- Goal: Reproduce the data exactly and drop any pictures it holds.

- Material provided:
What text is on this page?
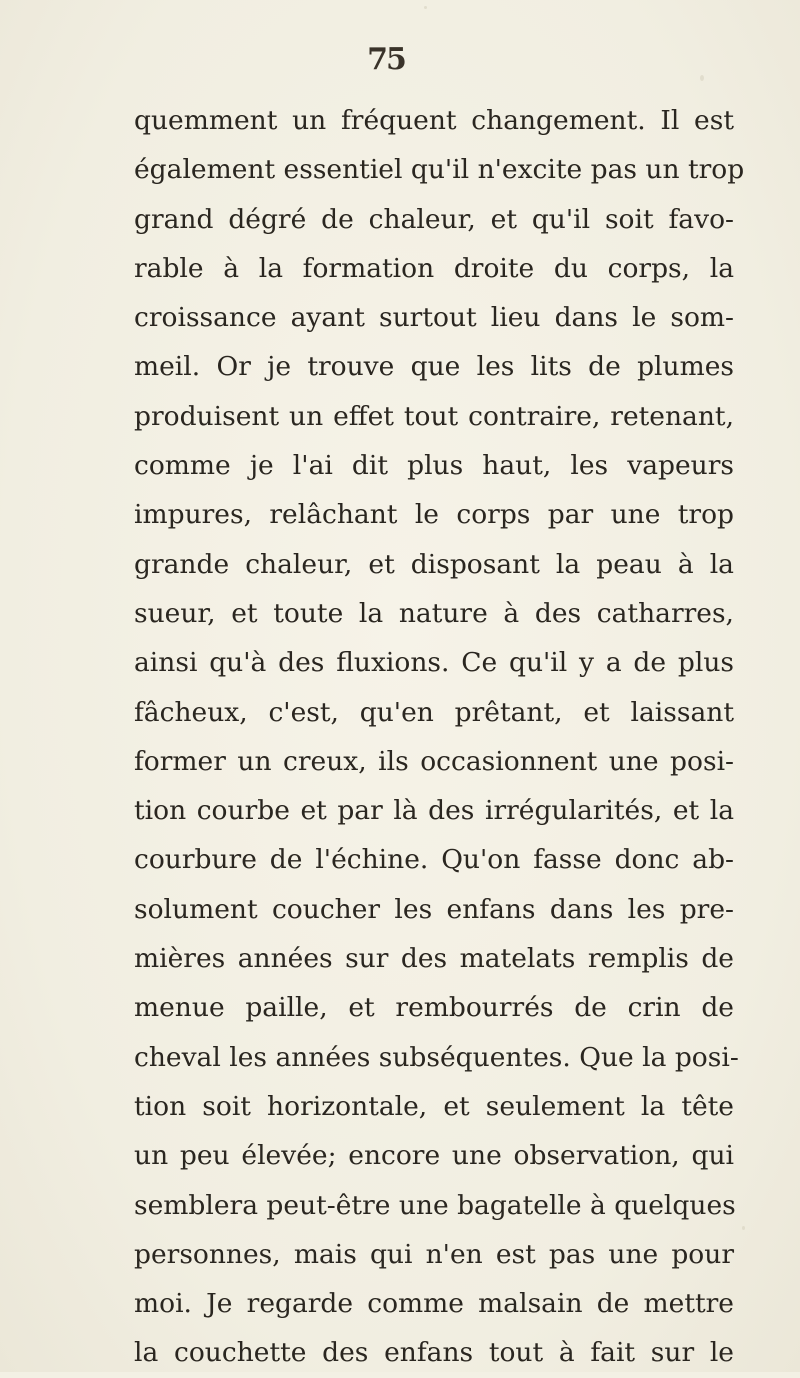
75
quemment un fréquent changement. Il est
également essentiel qu'il n'excite pas un trop
grand dégré de chaleur, et qu'il soit favo-
rable à la formation droite du corps, la
croissance ayant surtout lieu dans le som-
meil. Or je trouve que les lits de plumes
produisent un effet tout contraire, retenant,
comme je l'ai dit plus haut, les vapeurs
impures, relâchant le corps par une trop
grande chaleur, et disposant la peau à la
sueur, et toute la nature à des catharres,
ainsi qu'à des fluxions. Ce qu'il y a de plus
fâcheux, c'est, qu'en prêtant, et laissant
former un creux, ils occasionnent une posi-
tion courbe et par là des irrégularités, et la
courbure de l'échine. Qu'on fasse donc ab-
solument coucher les enfans dans les pre-
mières années sur des matelats remplis de
menue paille, et rembourrés de crin de
cheval les années subséquentes. Que la posi-
tion soit horizontale, et seulement la tête
un peu élevée; encore une observation, qui
semblera peut-être une bagatelle à quelques
personnes, mais qui n'en est pas une pour
moi. Je regarde comme malsain de mettre
la couchette des enfans tout à fait sur le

- Answer below:
What text is on this page?
75
quemment un fréquent changement. Il est
également essentiel qu'il n'excite pas un trop
grand dégré de chaleur, et qu'il soit favo-
rable à la formation droite du corps, la
croissance ayant surtout lieu dans le som-
meil. Or je trouve que les lits de plumes
produisent un effet tout contraire, retenant,
comme je l'ai dit plus haut, les vapeurs
impures, relâchant le corps par une trop
grande chaleur, et disposant la peau à la
sueur, et toute la nature à des catharres,
ainsi qu'à des fluxions. Ce qu'il y a de plus
fâcheux, c'est, qu'en prêtant, et laissant
former un creux, ils occasionnent une posi-
tion courbe et par là des irrégularités, et la
courbure de l'échine. Qu'on fasse donc ab-
solument coucher les enfans dans les pre-
mières années sur des matelats remplis de
menue paille, et rembourrés de crin de
cheval les années subséquentes. Que la posi-
tion soit horizontale, et seulement la tête
un peu élevée; encore une observation, qui
semblera peut-être une bagatelle à quelques
personnes, mais qui n'en est pas une pour
moi. Je regarde comme malsain de mettre
la couchette des enfans tout à fait sur le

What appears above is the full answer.